Make an exact copy of all the data.

Data extracted from a collection:
====

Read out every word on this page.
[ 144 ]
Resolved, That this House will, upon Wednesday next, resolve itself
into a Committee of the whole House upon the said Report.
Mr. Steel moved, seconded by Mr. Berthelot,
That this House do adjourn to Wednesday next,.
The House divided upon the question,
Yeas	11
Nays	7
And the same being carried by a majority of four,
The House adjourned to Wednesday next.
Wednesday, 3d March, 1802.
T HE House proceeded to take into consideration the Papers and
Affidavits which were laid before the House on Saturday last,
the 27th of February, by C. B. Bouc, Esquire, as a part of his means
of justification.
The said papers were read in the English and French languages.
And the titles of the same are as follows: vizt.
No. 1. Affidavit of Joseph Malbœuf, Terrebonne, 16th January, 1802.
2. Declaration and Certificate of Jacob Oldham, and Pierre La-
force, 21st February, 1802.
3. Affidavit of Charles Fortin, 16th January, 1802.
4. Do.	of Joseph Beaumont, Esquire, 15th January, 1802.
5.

====

COMPLETE ANSWER —
Read out every word on this page.
[ 144 ]
Resolved, That this House will, upon Wednesday next, resolve itself
into a Committee of the whole House upon the said Report.
Mr. Steel moved, seconded by Mr. Berthelot,
That this House do adjourn to Wednesday next,.
The House divided upon the question,
Yeas	11
Nays	7
And the same being carried by a majority of four,
The House adjourned to Wednesday next.
Wednesday, 3d March, 1802.
T HE House proceeded to take into consideration the Papers and
Affidavits which were laid before the House on Saturday last,
the 27th of February, by C. B. Bouc, Esquire, as a part of his means
of justification.
The said papers were read in the English and French languages.
And the titles of the same are as follows: vizt.
No. 1. Affidavit of Joseph Malbœuf, Terrebonne, 16th January, 1802.
2. Declaration and Certificate of Jacob Oldham, and Pierre La-
force, 21st February, 1802.
3. Affidavit of Charles Fortin, 16th January, 1802.
4. Do.	of Joseph Beaumont, Esquire, 15th January, 1802.
5.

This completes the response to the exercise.